++++ SUPPLIED RECORDS ++++
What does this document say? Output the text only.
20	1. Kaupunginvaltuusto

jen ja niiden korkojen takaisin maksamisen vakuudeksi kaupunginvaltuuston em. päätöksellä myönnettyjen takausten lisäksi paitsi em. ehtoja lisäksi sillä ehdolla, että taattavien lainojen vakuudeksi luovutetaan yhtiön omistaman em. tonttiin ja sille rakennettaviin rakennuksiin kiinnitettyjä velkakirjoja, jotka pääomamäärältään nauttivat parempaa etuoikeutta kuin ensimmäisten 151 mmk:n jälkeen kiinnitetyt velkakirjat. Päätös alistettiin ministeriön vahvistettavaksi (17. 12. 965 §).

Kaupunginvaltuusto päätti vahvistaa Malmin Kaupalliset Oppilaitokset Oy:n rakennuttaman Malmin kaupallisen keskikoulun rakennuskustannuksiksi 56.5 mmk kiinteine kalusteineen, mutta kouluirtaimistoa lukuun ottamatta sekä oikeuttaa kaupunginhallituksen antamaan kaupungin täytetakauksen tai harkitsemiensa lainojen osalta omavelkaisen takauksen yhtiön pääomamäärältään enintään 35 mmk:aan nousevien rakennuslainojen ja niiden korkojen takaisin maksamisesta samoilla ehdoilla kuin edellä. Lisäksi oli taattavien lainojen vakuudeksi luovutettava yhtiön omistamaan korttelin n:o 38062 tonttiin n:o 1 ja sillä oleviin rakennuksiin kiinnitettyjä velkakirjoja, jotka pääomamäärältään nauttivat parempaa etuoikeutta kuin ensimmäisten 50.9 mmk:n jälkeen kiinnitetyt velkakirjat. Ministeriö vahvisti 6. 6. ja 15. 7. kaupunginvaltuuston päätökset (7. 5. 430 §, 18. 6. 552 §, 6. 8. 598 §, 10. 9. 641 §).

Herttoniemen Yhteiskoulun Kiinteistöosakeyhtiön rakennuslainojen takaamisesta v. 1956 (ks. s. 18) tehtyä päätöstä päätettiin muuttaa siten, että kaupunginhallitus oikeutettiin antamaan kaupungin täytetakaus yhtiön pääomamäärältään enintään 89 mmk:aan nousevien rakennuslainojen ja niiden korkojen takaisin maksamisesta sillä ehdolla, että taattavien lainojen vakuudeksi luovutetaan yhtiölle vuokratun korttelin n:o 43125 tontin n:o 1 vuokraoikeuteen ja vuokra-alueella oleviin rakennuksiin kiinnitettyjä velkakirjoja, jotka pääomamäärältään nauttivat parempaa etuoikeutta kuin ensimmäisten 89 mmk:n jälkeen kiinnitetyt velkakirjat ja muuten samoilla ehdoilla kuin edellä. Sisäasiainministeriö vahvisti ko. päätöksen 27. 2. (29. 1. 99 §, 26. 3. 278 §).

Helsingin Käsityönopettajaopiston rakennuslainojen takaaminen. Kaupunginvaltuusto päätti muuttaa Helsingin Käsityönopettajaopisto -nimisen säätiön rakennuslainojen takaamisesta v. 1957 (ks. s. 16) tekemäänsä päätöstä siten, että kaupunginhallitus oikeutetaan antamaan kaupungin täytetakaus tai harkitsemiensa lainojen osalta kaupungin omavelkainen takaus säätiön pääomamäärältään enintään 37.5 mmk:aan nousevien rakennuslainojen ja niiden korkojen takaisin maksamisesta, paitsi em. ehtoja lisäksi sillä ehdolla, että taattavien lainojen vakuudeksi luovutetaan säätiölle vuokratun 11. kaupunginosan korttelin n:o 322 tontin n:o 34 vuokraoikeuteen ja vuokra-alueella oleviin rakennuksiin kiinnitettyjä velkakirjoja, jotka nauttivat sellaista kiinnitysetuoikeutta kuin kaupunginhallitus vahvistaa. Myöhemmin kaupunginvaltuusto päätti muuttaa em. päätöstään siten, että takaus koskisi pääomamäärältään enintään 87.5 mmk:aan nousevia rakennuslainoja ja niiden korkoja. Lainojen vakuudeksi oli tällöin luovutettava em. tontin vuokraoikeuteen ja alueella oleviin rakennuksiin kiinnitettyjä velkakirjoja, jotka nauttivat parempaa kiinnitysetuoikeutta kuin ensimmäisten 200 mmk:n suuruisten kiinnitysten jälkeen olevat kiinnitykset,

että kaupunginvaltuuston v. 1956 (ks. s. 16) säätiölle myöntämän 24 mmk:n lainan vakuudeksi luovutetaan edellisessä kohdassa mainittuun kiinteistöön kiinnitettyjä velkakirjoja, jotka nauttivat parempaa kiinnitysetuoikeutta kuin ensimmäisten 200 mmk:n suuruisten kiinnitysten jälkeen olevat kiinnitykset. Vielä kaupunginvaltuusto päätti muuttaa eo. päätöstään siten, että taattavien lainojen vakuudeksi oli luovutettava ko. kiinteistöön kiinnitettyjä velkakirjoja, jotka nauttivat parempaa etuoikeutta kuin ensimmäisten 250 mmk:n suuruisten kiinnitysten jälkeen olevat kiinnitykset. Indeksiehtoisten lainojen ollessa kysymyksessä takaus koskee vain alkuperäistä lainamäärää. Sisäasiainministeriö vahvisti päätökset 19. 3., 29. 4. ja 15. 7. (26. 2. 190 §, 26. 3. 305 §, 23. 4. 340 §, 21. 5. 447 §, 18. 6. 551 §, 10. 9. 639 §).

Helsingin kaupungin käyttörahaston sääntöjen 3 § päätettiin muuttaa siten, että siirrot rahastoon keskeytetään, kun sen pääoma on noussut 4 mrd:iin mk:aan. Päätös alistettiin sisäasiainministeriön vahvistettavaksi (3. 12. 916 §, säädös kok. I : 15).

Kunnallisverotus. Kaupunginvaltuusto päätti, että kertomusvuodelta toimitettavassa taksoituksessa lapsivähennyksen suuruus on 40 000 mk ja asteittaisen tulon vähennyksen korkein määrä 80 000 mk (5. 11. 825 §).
++++
Copy out each line that contains the word "alistettiin".

jen ja niiden korkojen takaisin maksamisen vakuudeksi kaupunginvaltuuston em. päätöksellä myönnettyjen takausten lisäksi paitsi em. ehtoja lisäksi sillä ehdolla, että taattavien lainojen vakuudeksi luovutetaan yhtiön omistaman em. tonttiin ja sille rakennettaviin rakennuksiin kiinnitettyjä velkakirjoja, jotka pääomamäärältään nauttivat parempaa etuoikeutta kuin ensimmäisten 151 mmk:n jälkeen kiinnitetyt velkakirjat. Päätös alistettiin ministeriön vahvistettavaksi (17. 12. 965 §).
Helsingin kaupungin käyttörahaston sääntöjen 3 § päätettiin muuttaa siten, että siirrot rahastoon keskeytetään, kun sen pääoma on noussut 4 mrd:iin mk:aan. Päätös alistettiin sisäasiainministeriön vahvistettavaksi (3. 12. 916 §, säädös kok. I : 15).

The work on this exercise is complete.